#### [Fonte]
::::

Hoje trago para o blog Indagações-Zapytania uma reportagem
de Tulio
Kahn* que fala sobre a questão de relação entre as
estatísticas de suicídios e homicídios e a disponibilidade de armas de fogo na
sociedade brasileira.
Penso que o tema é muito atual e urgente, pois recentemente
foram retomados os debates e discussões sobre o Estatuto do Desarmamento (que
vigora no Brasil desde 2004) e hoje há grande pressão da parte de alguns grupos
de deputados e senadores federais para revogar esse Estatuto, articulando as
mudanças nas leis para facilitar o porte de arma para os cidadãos comuns. Alega-se
que seria direito de cada cidadão possuir a(as) arma(s) de fogo para a sua
própria defesa e segurança.
Uma parte da sociedade, talvez desorientada ou até ingênua
demais (para acreditar de que essa seria uma forma eficaz de se proteger contra
os bandidos e assaltantes), inclina-se para apoiar essas iniciativas. Também o
fato de existirem divergências em relação aos resultados de várias diferentes
pesquisas nesse campo não ajuda a sociedade a vislumbrar a melhor solução.
Eu, particularmente, considero um grande equívoco e
retrocesso esse enorme esforço e interesse desses deputados e senadores, que
lutam para revogar o Estatuto do Desarmamento e assim permitir que todos possam
se ‘armar’ contra a violência. Na
verdade, e todos sabem disso, aqui está em jogo o interesse da indústria
armamentícia para vender mais armas e com isso obter lucros maiores ainda.
Caso sejam aprovadas essas mudanças na lei – penso eu - com certeza os resultados
serão muito negativos. É lamentável que não se foque o objetivo das políticas
de segurança aos cidadãos no combate ao crime organizado, no combate aos de ‘fora
da lei’, isto é, aos bandidos e assaltantes,
para os ‘desarmar’. Mas, ao invés disso, quer-se colocar a arma na mão de muitos para se ‘defenderem’. Haverá, isso
sim, um ‘Bang-Bang’ em muitas situações imprevistas, com muito mais
mortes. Chegará o dia em que vai se lamentar os resultados. Aí será que esses
‘políticos valentões’ terão o mesmo empenho para reconhecer e assumir a sua
culpa?
O texto abaixo pode ser muito útil para muitos de
nós, para elaborarmos com mais frieza a nossa opinião pessoal sobre o tema em
questão.
Foi publicado em setembro deste ano (2015) no portal
Ponte.
Vale a pena ler
WCejnóg
O
depoimento de um dos principais criminólogos do Brasil sobre as armas
23/09/15
Em linhas gerais, isso foi o que aprendi
pesquisando a questão nestas duas décadas: onde existem mais armas, existem
mais suicídios e homicídios
Armas apreendidas pelas polícias Civil e Militar | Foto:
Luiz Silveira / Agência CNJ
Por Tulio Kahn
Passei a prestar atenção na questão das armas de
fogo quando trabalhava no Ilanud (Instituto Latino-Americano das Nações Unidas
para Prevenção do Delito e Tratamento do Delinquente), no final dos anos 1990,
e a ONU (Organização das Nações Unidas) publicara um estudo internacional
sugerindo que o Brasil era o país onde proporcionalmente mais se usava armas de
fogo para cometer homicídios.

::::

#### [Trabalho pedido]
A: Liste todos os nomes de pessoas que aparecem no texto sobre armas de fogo.
B: Segundo o texto sobre armas de fogo, por que o tema é atual e urgente? Responda em até três frases.
C: Por favor, estenda o texto sobre armas de fogo a partir da última frase apresentada.
As linhas não têm relação com o texto sobre armas de fogo.

#### [Dados fornecidos]
::::

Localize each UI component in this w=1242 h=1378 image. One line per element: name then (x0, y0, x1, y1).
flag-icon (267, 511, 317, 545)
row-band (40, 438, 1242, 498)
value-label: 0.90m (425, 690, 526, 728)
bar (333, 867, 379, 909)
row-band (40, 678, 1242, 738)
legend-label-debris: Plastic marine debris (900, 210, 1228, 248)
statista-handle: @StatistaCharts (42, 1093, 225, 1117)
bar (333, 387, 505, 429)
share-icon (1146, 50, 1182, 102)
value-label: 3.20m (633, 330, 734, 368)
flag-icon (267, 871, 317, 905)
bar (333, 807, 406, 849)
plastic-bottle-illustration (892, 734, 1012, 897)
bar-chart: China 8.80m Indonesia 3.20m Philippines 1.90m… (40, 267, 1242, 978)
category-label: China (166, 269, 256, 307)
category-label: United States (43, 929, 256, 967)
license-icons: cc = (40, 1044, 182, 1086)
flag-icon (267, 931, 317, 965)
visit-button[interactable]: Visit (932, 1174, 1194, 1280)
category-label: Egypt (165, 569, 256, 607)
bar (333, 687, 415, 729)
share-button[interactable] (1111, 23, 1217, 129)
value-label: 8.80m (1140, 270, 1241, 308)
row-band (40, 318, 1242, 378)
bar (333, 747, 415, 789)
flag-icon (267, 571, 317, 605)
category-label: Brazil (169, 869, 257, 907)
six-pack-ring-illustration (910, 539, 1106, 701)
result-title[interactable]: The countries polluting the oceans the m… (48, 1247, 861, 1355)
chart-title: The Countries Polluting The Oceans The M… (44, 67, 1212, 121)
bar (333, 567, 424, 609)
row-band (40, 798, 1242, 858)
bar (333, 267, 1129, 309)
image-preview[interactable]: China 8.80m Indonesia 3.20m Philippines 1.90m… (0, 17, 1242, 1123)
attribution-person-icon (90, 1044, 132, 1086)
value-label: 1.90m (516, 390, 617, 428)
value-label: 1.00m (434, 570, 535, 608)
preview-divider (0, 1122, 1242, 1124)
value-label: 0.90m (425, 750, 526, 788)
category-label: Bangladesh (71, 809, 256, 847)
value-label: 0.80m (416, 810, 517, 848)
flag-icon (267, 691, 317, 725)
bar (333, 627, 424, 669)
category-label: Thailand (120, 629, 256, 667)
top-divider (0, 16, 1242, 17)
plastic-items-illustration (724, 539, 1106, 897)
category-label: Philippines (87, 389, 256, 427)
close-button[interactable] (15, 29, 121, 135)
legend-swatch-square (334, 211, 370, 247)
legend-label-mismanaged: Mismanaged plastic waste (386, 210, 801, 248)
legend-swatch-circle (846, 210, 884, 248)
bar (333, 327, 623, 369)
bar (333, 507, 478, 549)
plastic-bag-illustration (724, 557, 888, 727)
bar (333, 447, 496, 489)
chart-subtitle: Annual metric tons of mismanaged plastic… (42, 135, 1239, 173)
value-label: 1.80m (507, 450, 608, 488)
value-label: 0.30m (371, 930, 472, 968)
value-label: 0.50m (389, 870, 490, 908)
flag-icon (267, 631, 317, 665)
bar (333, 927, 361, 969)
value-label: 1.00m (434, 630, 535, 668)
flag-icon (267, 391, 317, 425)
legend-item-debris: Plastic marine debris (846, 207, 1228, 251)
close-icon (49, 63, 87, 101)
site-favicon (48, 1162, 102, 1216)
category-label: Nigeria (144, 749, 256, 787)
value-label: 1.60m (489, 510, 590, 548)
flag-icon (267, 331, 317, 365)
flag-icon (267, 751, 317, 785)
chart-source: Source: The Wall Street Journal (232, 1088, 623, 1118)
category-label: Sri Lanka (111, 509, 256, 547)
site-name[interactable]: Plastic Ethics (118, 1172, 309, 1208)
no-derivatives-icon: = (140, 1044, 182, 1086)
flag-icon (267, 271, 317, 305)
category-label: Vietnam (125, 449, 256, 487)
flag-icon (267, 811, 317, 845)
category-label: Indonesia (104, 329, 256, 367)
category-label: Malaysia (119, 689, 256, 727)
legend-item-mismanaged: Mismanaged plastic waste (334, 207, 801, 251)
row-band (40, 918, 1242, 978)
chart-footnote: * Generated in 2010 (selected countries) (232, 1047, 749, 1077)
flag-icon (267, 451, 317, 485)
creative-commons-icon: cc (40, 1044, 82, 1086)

::::

#### [Respostas]
A: Tulio Kahn, WCejnóg, Luiz Silveira

B: O tema é atual e urgente porque os debates sobre o Estatuto do Desarmamento foram retomados recentemente. Além disso, alguns grupos de deputados e senadores federais pressionam para revogar o Estatuto e facilitar o porte de arma para os cidadãos comuns.

C:
Havia uma percepção difusa de que as armas estavam
de algum modo ligadas ao nosso crescente número de assassinatos – tanto que em
1997 o porte ilegal passou de contravenção a crime e é criado o SINARM (Sistema
Nacional de Armas) – mas pouquíssimos estudos empíricos sobre o tema.
Como sempre, sofríamos do crônico problema da falta
de dados e de pesquisas para embasar políticas públicas. A Lei 4937, de 1997,
produziu um forte impacto na venda de armas no país e para reclamar da queda de
40% no faturamento, a indústria começou a divulgar seus dados. Na literatura
internacional aventava-se a hipótese de que a taxa de suicídios local tinha
forte relação com a disponibilidade de armas e agora dispúnhamos de dados para
testar esta correlação no Brasil.
Este foi meu primeiro levantamento sobre o tema em
1999: tomamos as vendas anuais de armas da Taurus em 1997 e 1998, por Estado,
calculamos a taxa de armas por habitante e comparamos com a taxa de suicídios
disponibilizada pelo Datasus (Departamento de Informática do Sistema Único de
Saúde). E ali estava: confirmando um levantamento internacional que Martin
Killias fizera anos antes com 18 países, encontramos uma forte correlação
(r=.58) entre a quantidade de armas vendidas nos Estados pela Taurus e suas
respectivas taxas de suicídio. Não havia o tal “efeito displacement” (que afirmava
que “quem quer se matar se mata de qualquer jeito”). Nos Estados com menos
armas, menos gente se matava.
Hoje já está estabelecido que a relação entre
suicídios e disponibilidade de armas é tão grande que, se você não sabe ao
certo quantas armas existem em circulação num lugar, pode-se tomar a taxa de
suicídio como uma medida substituta. Esta foi a estratégia seguida por Daniel
Cerqueira, do IPEA (Instituto de Pesquisa Econômica Aplicada), aliás, para
corroborar os efeitos do Estatuto do Desarmamento sobre a queda dos homicídios em São Paulo, em sua tese de
doutoramento.
O principal motivo para se portar arma, segundo as
sondagens de opinião, é a proteção contra crimes. A segunda razão é “se sentir
forte” e a terceira “fazer boa impressão com os colegas”, como revelou a
pesquisa de Nanci Cardia do NEV (Núcleo de Estudos da Violência, da USP), em
1999.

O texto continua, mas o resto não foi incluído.